Using the data below, copy each line that includes the word "корпуса".
>> START TASK DATA
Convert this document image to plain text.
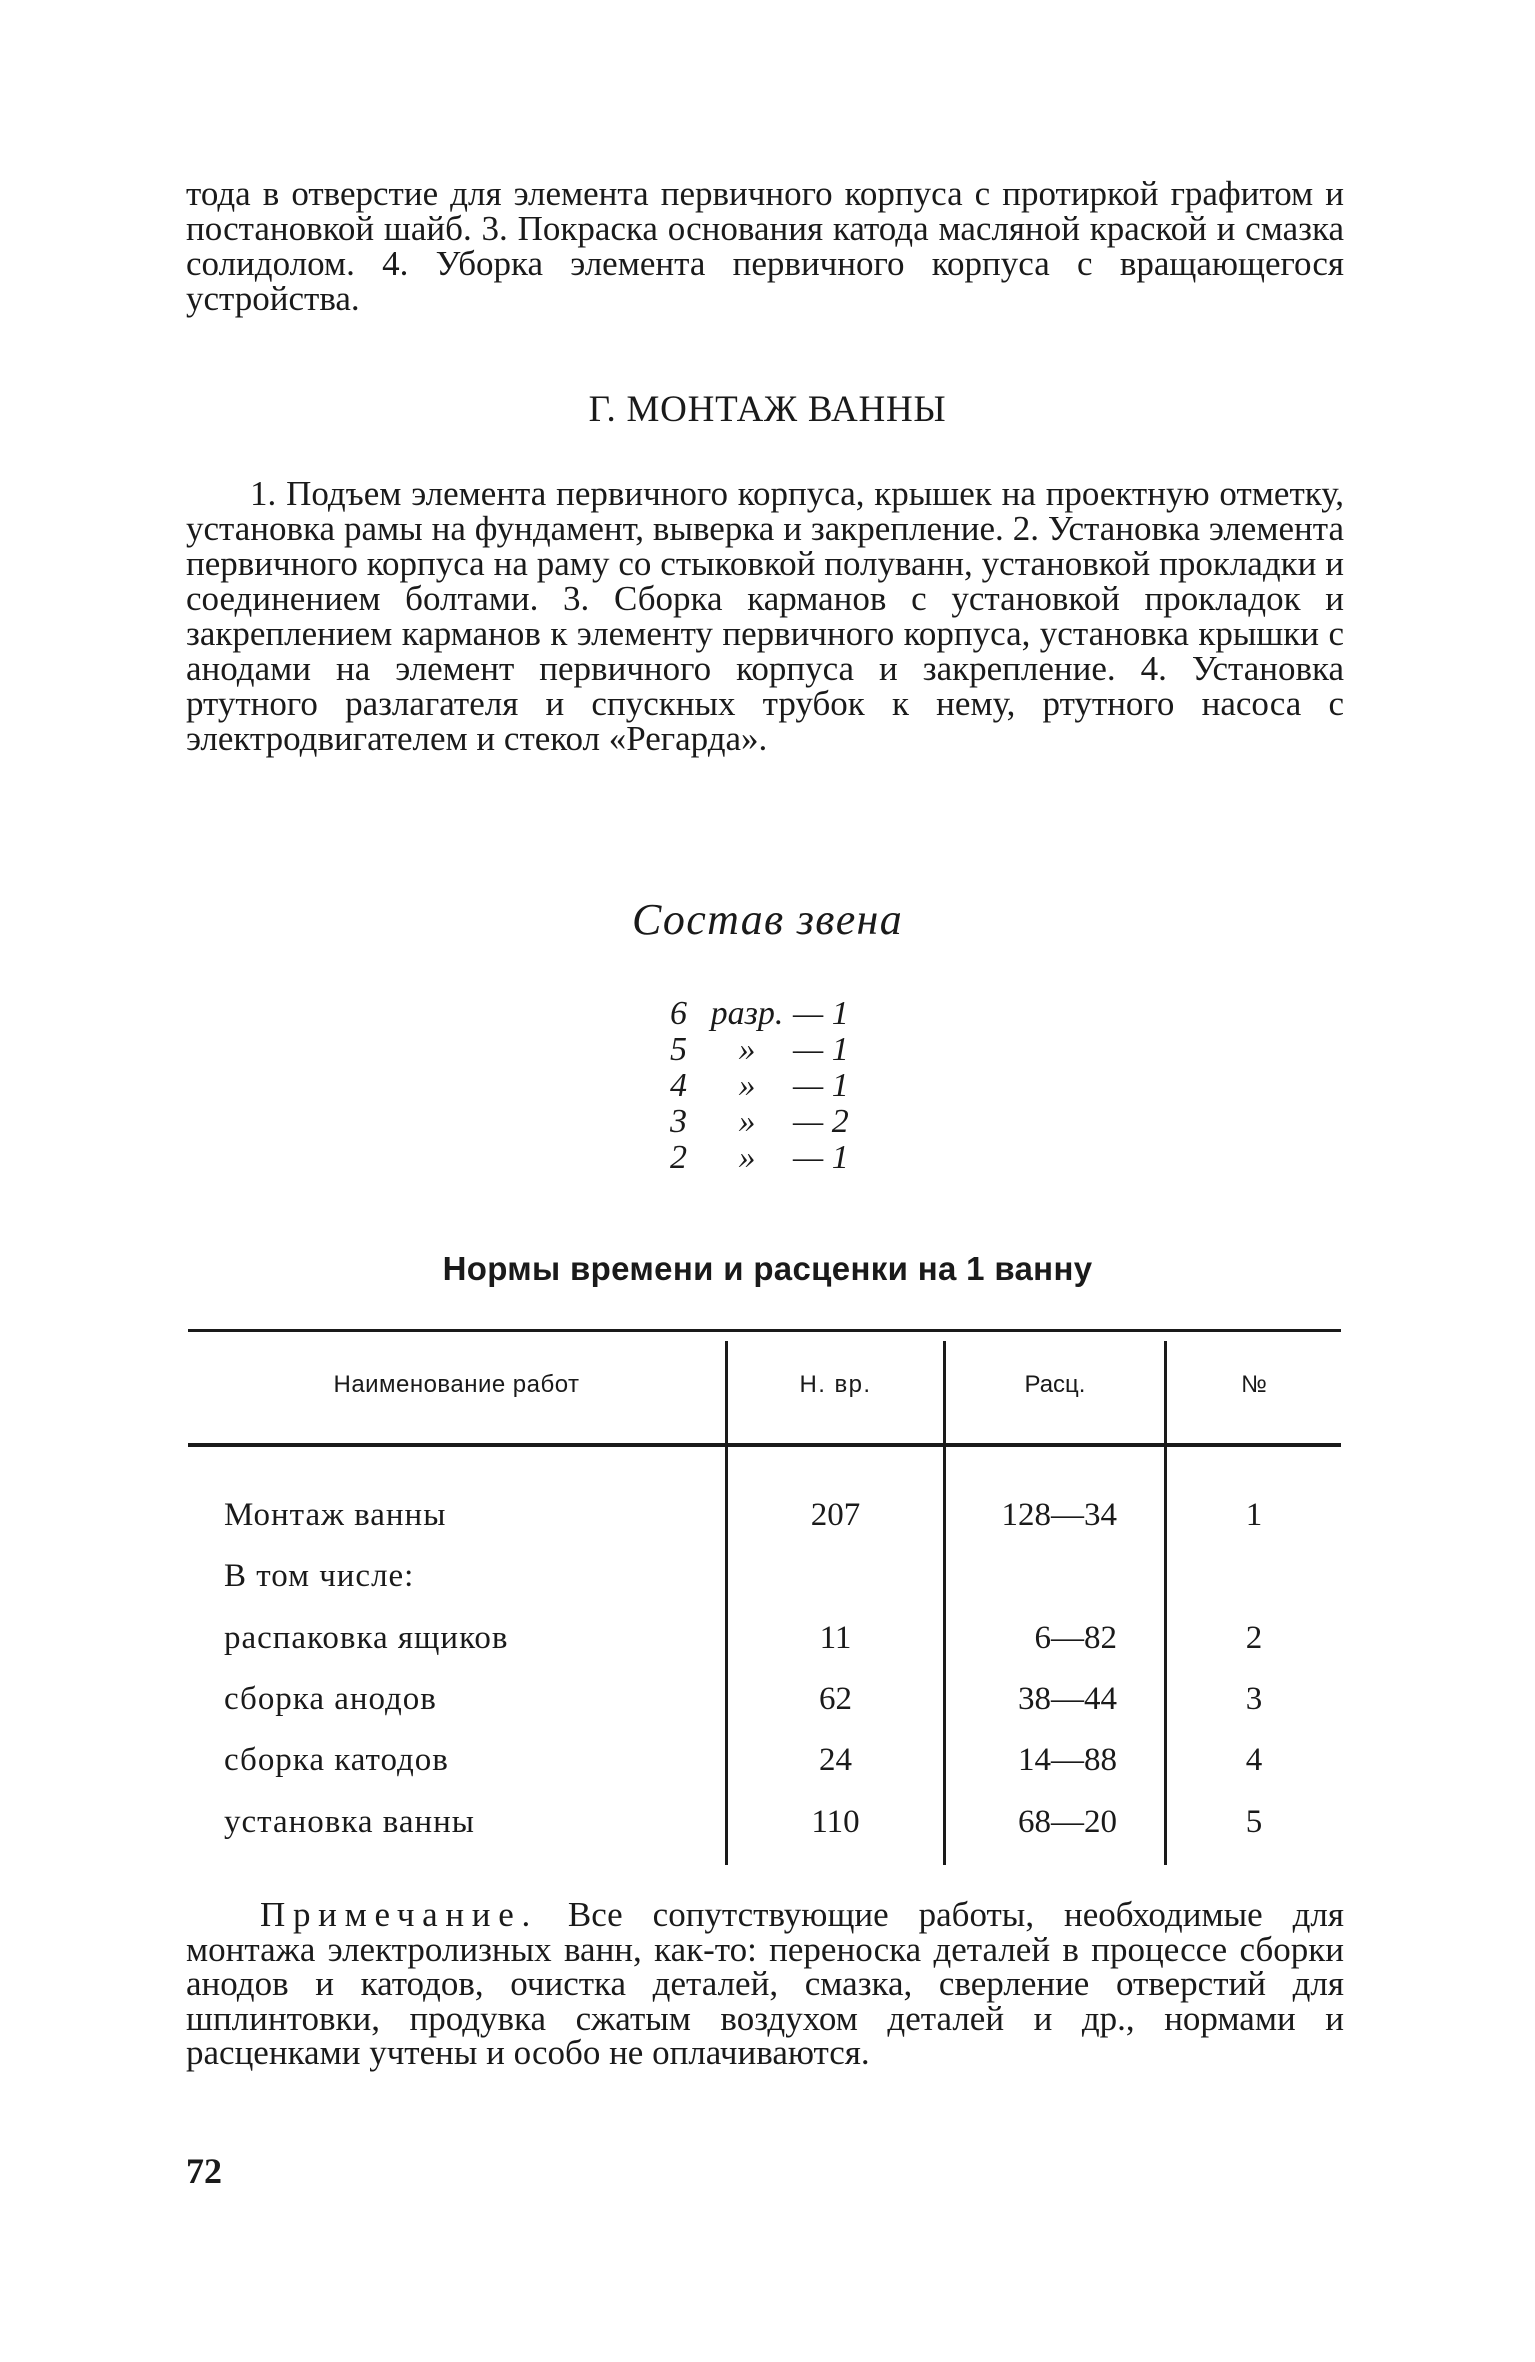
тода в отверстие для элемента первичного корпуса с протиркой графитом и постановкой шайб. 3. Покраска основания катода масляной краской и смазка солидолом. 4. Уборка элемента первичного корпуса с вращающегося устройства.

Г. МОНТАЖ ВАННЫ

1. Подъем элемента первичного корпуса, крышек на проектную отметку, установка рамы на фундамент, выверка и закрепление. 2. Установка элемента первичного корпуса на раму со стыковкой полуванн, установкой прокладки и соединением болтами. 3. Сборка карманов с установкой прокладок и закреплением карманов к элементу первичного корпуса, установка крышки с анодами на элемент первичного корпуса и закрепление. 4. Установка ртутного разлагателя и спускных трубок к нему, ртутного насоса с электродвигателем и стекол «Регарда».

Состав звена
6 разр. — 1
5	»	— 1
4	»	— 1
3	»	— 2
2	»	— 1
Нормы времени и расценки на 1 ванну
Наименование работ	Н. вр.	Расц.	№
Монтаж ванны	207	128—34	1
В том числе:
распаковка ящиков	11	6—82	2
сборка анодов	62	38—44	3
сборка катодов	24	14—88	4
установка ванны	110	68—20	5

Примечание. Все сопутствующие работы, необходимые для монтажа электролизных ванн, как-то: переноска деталей в процессе сборки анодов и катодов, очистка деталей, смазка, сверление отверстий для шплинтовки, продувка сжатым воздухом деталей и др., нормами и расценками учтены и особо не оплачиваются.

72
>> END TASK DATA
• [EXERCISE OUTPUT]:
тода в отверстие для элемента первичного корпуса с протиркой графитом и постановкой шайб. 3. Покраска основания катода масляной краской и смазка солидолом. 4. Уборка элемента первичного корпуса с вращающегося устройства.
1. Подъем элемента первичного корпуса, крышек на проектную отметку, установка рамы на фундамент, выверка и закрепление. 2. Установка элемента первичного корпуса на раму со стыковкой полуванн, установкой прокладки и соединением болтами. 3. Сборка карманов с установкой прокладок и закреплением карманов к элементу первичного корпуса, установка крышки с анодами на элемент первичного корпуса и закрепление. 4. Установка ртутного разлагателя и спускных трубок к нему, ртутного насоса с электродвигателем и стекол «Регарда».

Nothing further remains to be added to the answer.